— START OF Task inputs —
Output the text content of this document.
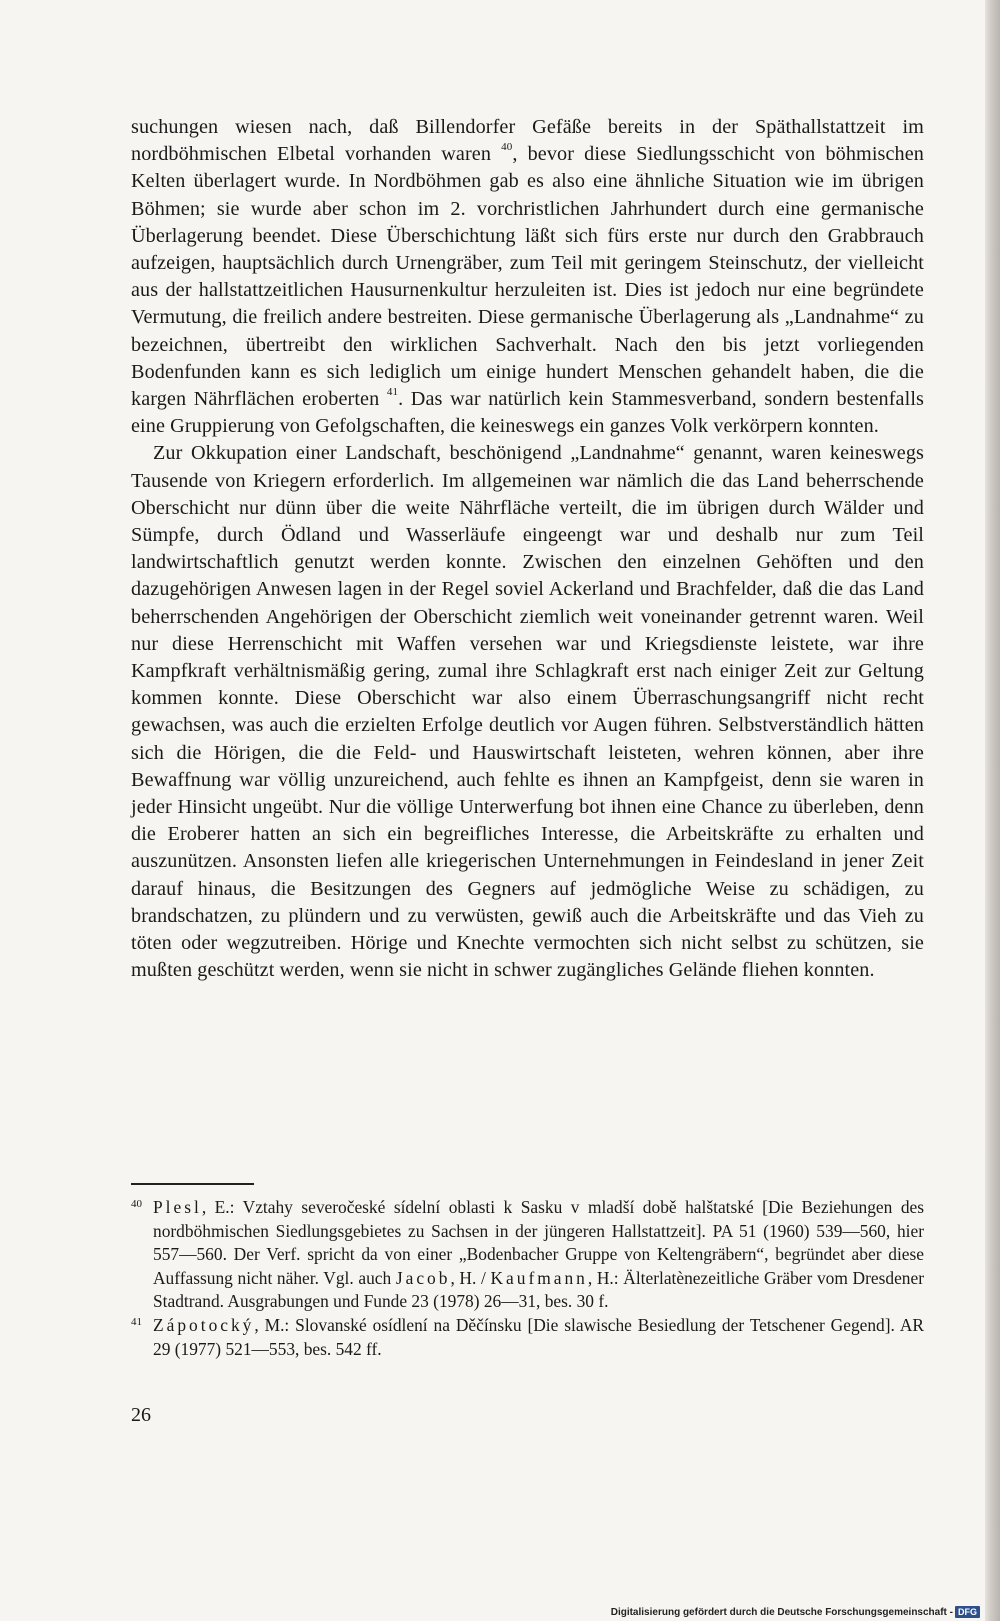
suchungen wiesen nach, daß Billendorfer Gefäße bereits in der Späthallstattzeit im nordböhmischen Elbetal vorhanden waren $^{40}$, bevor diese Siedlungsschicht von böhmischen Kelten überlagert wurde. In Nordböhmen gab es also eine ähnliche Situation wie im übrigen Böhmen; sie wurde aber schon im 2. vorchristlichen Jahrhundert durch eine germanische Überlagerung beendet. Diese Überschichtung läßt sich fürs erste nur durch den Grabbrauch aufzeigen, hauptsächlich durch Urnengräber, zum Teil mit geringem Steinschutz, der vielleicht aus der hallstattzeitlichen Hausurnenkultur herzuleiten ist. Dies ist jedoch nur eine begründete Vermutung, die freilich andere bestreiten. Diese germanische Überlagerung als „Landnahme“ zu bezeichnen, übertreibt den wirklichen Sachverhalt. Nach den bis jetzt vorliegenden Bodenfunden kann es sich lediglich um einige hundert Menschen gehandelt haben, die die kargen Nährflächen eroberten $^{41}$. Das war natürlich kein Stammesverband, sondern bestenfalls eine Gruppierung von Gefolgschaften, die keineswegs ein ganzes Volk verkörpern konnten.

Zur Okkupation einer Landschaft, beschönigend „Landnahme“ genannt, waren keineswegs Tausende von Kriegern erforderlich. Im allgemeinen war nämlich die das Land beherrschende Oberschicht nur dünn über die weite Nährfläche verteilt, die im übrigen durch Wälder und Sümpfe, durch Ödland und Wasserläufe eingeengt war und deshalb nur zum Teil landwirtschaftlich genutzt werden konnte. Zwischen den einzelnen Gehöften und den dazugehörigen Anwesen lagen in der Regel soviel Ackerland und Brachfelder, daß die das Land beherrschenden Angehörigen der Oberschicht ziemlich weit voneinander getrennt waren. Weil nur diese Herrenschicht mit Waffen versehen war und Kriegsdienste leistete, war ihre Kampfkraft verhältnismäßig gering, zumal ihre Schlagkraft erst nach einiger Zeit zur Geltung kommen konnte. Diese Oberschicht war also einem Überraschungsangriff nicht recht gewachsen, was auch die erzielten Erfolge deutlich vor Augen führen. Selbstverständlich hätten sich die Hörigen, die die Feld- und Hauswirtschaft leisteten, wehren können, aber ihre Bewaffnung war völlig unzureichend, auch fehlte es ihnen an Kampfgeist, denn sie waren in jeder Hinsicht ungeübt. Nur die völlige Unterwerfung bot ihnen eine Chance zu überleben, denn die Eroberer hatten an sich ein begreifliches Interesse, die Arbeitskräfte zu erhalten und auszunützen. Ansonsten liefen alle kriegerischen Unternehmungen in Feindesland in jener Zeit darauf hinaus, die Besitzungen des Gegners auf jedmögliche Weise zu schädigen, zu brandschatzen, zu plündern und zu verwüsten, gewiß auch die Arbeitskräfte und das Vieh zu töten oder wegzutreiben. Hörige und Knechte vermochten sich nicht selbst zu schützen, sie mußten geschützt werden, wenn sie nicht in schwer zugängliches Gelände fliehen konnten.

40 Plesl, E.: Vztahy severočeské sídelní oblasti k Sasku v mladší době halštatské [Die Beziehungen des nordböhmischen Siedlungsgebietes zu Sachsen in der jüngeren Hallstattzeit]. PA 51 (1960) 539—560, hier 557—560. Der Verf. spricht da von einer „Bodenbacher Gruppe von Keltengräbern“, begründet aber diese Auffassung nicht näher. Vgl. auch Jacob, H. / Kaufmann, H.: Älterlatènezeitliche Gräber vom Dresdener Stadtrand. Ausgrabungen und Funde 23 (1978) 26—31, bes. 30 f.
41 Zápotocký, M.: Slovanské osídlení na Děčínsku [Die slawische Besiedlung der Tetschener Gegend]. AR 29 (1977) 521—553, bes. 542 ff.
26
Digitalisierung gefördert durch die Deutsche Forschungsgemeinschaft - DFG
— END OF Task inputs —
What the exercise asks
Copy the records word for word, leaving no picture in the copy.

Finished task
Output the text content of this document.
suchungen wiesen nach, daß Billendorfer Gefäße bereits in der Späthallstattzeit im nordböhmischen Elbetal vorhanden waren $^{40}$, bevor diese Siedlungsschicht von böhmischen Kelten überlagert wurde. In Nordböhmen gab es also eine ähnliche Situation wie im übrigen Böhmen; sie wurde aber schon im 2. vorchristlichen Jahrhundert durch eine germanische Überlagerung beendet. Diese Überschichtung läßt sich fürs erste nur durch den Grabbrauch aufzeigen, hauptsächlich durch Urnengräber, zum Teil mit geringem Steinschutz, der vielleicht aus der hallstattzeitlichen Hausurnenkultur herzuleiten ist. Dies ist jedoch nur eine begründete Vermutung, die freilich andere bestreiten. Diese germanische Überlagerung als „Landnahme“ zu bezeichnen, übertreibt den wirklichen Sachverhalt. Nach den bis jetzt vorliegenden Bodenfunden kann es sich lediglich um einige hundert Menschen gehandelt haben, die die kargen Nährflächen eroberten $^{41}$. Das war natürlich kein Stammesverband, sondern bestenfalls eine Gruppierung von Gefolgschaften, die keineswegs ein ganzes Volk verkörpern konnten.

Zur Okkupation einer Landschaft, beschönigend „Landnahme“ genannt, waren keineswegs Tausende von Kriegern erforderlich. Im allgemeinen war nämlich die das Land beherrschende Oberschicht nur dünn über die weite Nährfläche verteilt, die im übrigen durch Wälder und Sümpfe, durch Ödland und Wasserläufe eingeengt war und deshalb nur zum Teil landwirtschaftlich genutzt werden konnte. Zwischen den einzelnen Gehöften und den dazugehörigen Anwesen lagen in der Regel soviel Ackerland und Brachfelder, daß die das Land beherrschenden Angehörigen der Oberschicht ziemlich weit voneinander getrennt waren. Weil nur diese Herrenschicht mit Waffen versehen war und Kriegsdienste leistete, war ihre Kampfkraft verhältnismäßig gering, zumal ihre Schlagkraft erst nach einiger Zeit zur Geltung kommen konnte. Diese Oberschicht war also einem Überraschungsangriff nicht recht gewachsen, was auch die erzielten Erfolge deutlich vor Augen führen. Selbstverständlich hätten sich die Hörigen, die die Feld- und Hauswirtschaft leisteten, wehren können, aber ihre Bewaffnung war völlig unzureichend, auch fehlte es ihnen an Kampfgeist, denn sie waren in jeder Hinsicht ungeübt. Nur die völlige Unterwerfung bot ihnen eine Chance zu überleben, denn die Eroberer hatten an sich ein begreifliches Interesse, die Arbeitskräfte zu erhalten und auszunützen. Ansonsten liefen alle kriegerischen Unternehmungen in Feindesland in jener Zeit darauf hinaus, die Besitzungen des Gegners auf jedmögliche Weise zu schädigen, zu brandschatzen, zu plündern und zu verwüsten, gewiß auch die Arbeitskräfte und das Vieh zu töten oder wegzutreiben. Hörige und Knechte vermochten sich nicht selbst zu schützen, sie mußten geschützt werden, wenn sie nicht in schwer zugängliches Gelände fliehen konnten.

40 Plesl, E.: Vztahy severočeské sídelní oblasti k Sasku v mladší době halštatské [Die Beziehungen des nordböhmischen Siedlungsgebietes zu Sachsen in der jüngeren Hallstattzeit]. PA 51 (1960) 539—560, hier 557—560. Der Verf. spricht da von einer „Bodenbacher Gruppe von Keltengräbern“, begründet aber diese Auffassung nicht näher. Vgl. auch Jacob, H. / Kaufmann, H.: Älterlatènezeitliche Gräber vom Dresdener Stadtrand. Ausgrabungen und Funde 23 (1978) 26—31, bes. 30 f.
41 Zápotocký, M.: Slovanské osídlení na Děčínsku [Die slawische Besiedlung der Tetschener Gegend]. AR 29 (1977) 521—553, bes. 542 ff.
26
Digitalisierung gefördert durch die Deutsche Forschungsgemeinschaft - DFG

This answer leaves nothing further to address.